What to do: Each line of the listing must be transcribed exactly, except for the images, which should be excluded.

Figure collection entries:
.....

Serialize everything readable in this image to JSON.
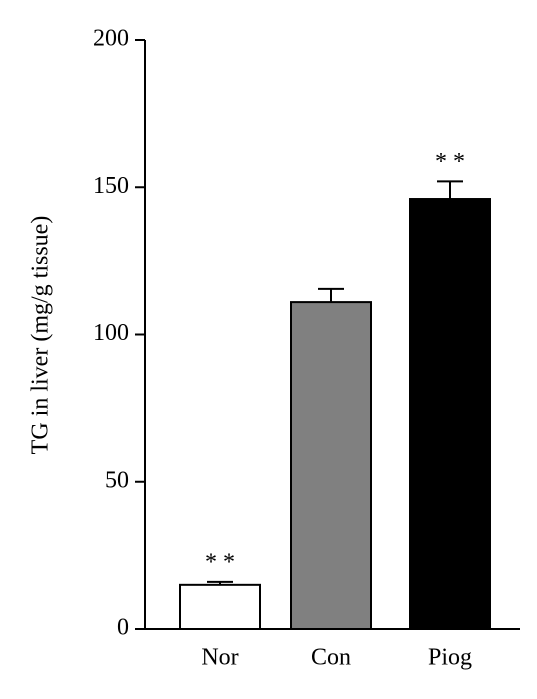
{
  "chart_data": {
    "type": "bar",
    "y_label": "TG in liver (mg/g tissue)",
    "categories": [
      "Nor",
      "Con",
      "Piog"
    ],
    "values": [
      15,
      111,
      146
    ],
    "errors": [
      1,
      4.5,
      6
    ],
    "colors": [
      "#ffffff",
      "#808080",
      "#000000"
    ],
    "annotations": [
      {
        "text": "* *",
        "category": "Nor"
      },
      {
        "text": "* *",
        "category": "Piog"
      }
    ],
    "ylim": [
      0,
      200
    ],
    "yticks": [
      0,
      50,
      100,
      150,
      200
    ]
  }
}
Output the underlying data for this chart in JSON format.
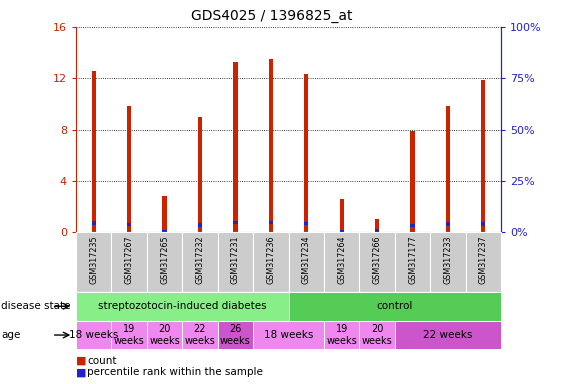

.....

Worked solution:
Serialize everything readable in this image to JSON.
{
  "chart_data": {
    "type": "bar",
    "y_label": "TG in liver (mg/g tissue)",
    "categories": [
      "Nor",
      "Con",
      "Piog"
    ],
    "values": [
      15,
      111,
      146
    ],
    "errors": [
      1,
      4.5,
      6
    ],
    "colors": [
      "#ffffff",
      "#808080",
      "#000000"
    ],
    "annotations": [
      {
        "text": "* *",
        "category": "Nor"
      },
      {
        "text": "* *",
        "category": "Piog"
      }
    ],
    "ylim": [
      0,
      200
    ],
    "yticks": [
      0,
      50,
      100,
      150,
      200
    ]
  }
}
Output the underlying data for this chart in JSON format.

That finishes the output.